[Start]
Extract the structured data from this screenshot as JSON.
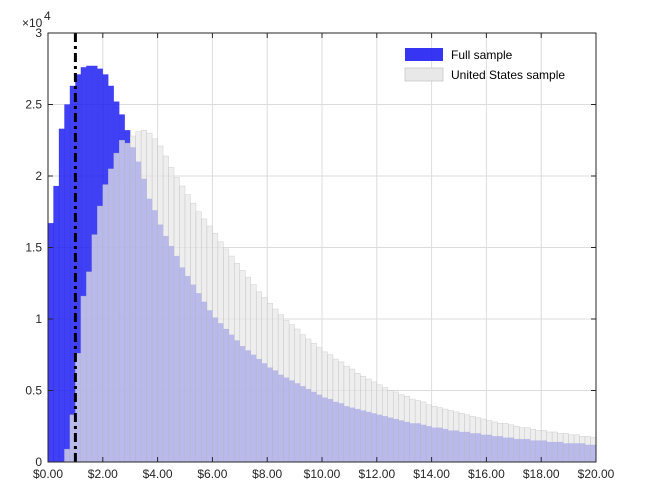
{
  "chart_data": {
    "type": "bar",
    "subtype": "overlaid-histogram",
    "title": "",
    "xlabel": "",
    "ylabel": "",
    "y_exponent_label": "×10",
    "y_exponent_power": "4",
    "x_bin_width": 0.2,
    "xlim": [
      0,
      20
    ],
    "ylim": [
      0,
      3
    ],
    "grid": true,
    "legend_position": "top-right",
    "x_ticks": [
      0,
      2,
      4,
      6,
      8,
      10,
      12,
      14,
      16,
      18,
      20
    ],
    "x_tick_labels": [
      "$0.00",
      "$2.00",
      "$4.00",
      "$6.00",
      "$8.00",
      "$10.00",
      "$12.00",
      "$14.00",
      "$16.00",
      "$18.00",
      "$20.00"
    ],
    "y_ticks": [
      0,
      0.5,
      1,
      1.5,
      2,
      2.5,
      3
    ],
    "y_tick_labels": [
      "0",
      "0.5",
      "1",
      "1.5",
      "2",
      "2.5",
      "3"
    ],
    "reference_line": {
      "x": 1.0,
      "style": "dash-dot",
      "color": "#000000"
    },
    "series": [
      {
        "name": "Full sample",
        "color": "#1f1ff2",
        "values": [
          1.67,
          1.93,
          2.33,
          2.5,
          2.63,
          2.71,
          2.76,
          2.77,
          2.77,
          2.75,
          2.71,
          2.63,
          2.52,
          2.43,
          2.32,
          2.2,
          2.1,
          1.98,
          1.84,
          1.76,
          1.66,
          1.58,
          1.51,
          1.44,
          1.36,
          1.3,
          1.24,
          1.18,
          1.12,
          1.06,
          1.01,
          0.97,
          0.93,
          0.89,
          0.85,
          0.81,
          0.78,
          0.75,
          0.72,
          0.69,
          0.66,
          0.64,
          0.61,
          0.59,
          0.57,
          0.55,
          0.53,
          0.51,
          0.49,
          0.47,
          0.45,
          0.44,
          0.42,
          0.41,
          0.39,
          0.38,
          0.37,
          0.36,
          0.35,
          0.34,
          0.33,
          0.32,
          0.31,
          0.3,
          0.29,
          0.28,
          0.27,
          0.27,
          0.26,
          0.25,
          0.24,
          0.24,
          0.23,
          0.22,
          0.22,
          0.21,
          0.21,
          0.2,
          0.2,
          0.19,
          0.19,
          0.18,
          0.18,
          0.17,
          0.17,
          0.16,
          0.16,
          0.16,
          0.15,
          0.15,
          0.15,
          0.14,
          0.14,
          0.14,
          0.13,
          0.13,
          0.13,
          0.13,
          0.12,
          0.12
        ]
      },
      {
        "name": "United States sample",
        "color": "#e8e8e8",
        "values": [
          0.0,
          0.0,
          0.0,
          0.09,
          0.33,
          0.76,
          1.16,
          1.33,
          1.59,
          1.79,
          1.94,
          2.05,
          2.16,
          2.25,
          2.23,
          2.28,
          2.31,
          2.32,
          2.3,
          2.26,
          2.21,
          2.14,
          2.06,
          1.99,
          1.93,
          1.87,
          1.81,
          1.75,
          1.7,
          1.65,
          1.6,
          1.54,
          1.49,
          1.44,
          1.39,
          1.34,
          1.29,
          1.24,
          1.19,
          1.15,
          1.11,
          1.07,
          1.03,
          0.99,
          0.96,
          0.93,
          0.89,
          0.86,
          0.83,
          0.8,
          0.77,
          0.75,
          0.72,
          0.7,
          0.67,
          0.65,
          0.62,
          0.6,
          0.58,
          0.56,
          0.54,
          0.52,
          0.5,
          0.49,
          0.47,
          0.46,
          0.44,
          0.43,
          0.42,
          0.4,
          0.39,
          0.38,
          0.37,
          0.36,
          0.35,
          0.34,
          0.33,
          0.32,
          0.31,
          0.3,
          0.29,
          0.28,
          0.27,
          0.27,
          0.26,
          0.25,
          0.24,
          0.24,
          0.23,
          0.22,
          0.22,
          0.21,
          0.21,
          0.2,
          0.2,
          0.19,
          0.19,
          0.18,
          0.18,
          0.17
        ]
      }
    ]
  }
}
[End]
[Start]
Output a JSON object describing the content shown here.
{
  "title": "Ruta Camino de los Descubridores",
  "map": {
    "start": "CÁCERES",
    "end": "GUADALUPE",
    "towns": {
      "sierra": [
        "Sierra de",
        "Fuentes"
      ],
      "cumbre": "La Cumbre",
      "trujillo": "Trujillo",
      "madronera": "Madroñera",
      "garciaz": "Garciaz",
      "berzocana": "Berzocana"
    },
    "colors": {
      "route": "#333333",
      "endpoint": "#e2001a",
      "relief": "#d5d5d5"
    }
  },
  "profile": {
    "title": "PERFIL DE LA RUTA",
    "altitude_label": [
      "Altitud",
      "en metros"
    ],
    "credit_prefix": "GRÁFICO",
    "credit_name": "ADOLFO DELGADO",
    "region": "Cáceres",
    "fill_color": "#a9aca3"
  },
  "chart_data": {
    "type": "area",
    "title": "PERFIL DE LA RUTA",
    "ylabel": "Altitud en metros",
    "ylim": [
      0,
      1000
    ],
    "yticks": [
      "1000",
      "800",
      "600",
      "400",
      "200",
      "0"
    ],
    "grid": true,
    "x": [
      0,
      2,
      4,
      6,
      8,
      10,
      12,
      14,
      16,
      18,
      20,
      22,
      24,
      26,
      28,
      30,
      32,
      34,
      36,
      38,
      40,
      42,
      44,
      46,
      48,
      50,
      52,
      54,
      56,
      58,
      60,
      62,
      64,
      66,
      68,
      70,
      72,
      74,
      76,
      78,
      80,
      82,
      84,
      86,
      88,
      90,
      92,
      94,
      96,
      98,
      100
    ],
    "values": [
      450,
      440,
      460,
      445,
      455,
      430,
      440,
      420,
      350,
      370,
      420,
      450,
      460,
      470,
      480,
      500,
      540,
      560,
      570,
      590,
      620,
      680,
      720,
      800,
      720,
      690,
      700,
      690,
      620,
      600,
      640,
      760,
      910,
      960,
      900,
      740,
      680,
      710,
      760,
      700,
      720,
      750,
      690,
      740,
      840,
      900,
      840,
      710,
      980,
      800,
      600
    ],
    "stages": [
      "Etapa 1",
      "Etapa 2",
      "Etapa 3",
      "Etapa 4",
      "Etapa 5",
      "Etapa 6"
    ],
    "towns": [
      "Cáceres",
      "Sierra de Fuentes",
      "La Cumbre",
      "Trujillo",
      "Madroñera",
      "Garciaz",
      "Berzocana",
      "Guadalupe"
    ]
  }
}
[End]
> [Directions for this task] Copy all lines of the material above where the string "sample" occurs.

> [Result for this task]
        "name": "Full sample",
        "name": "United States sample",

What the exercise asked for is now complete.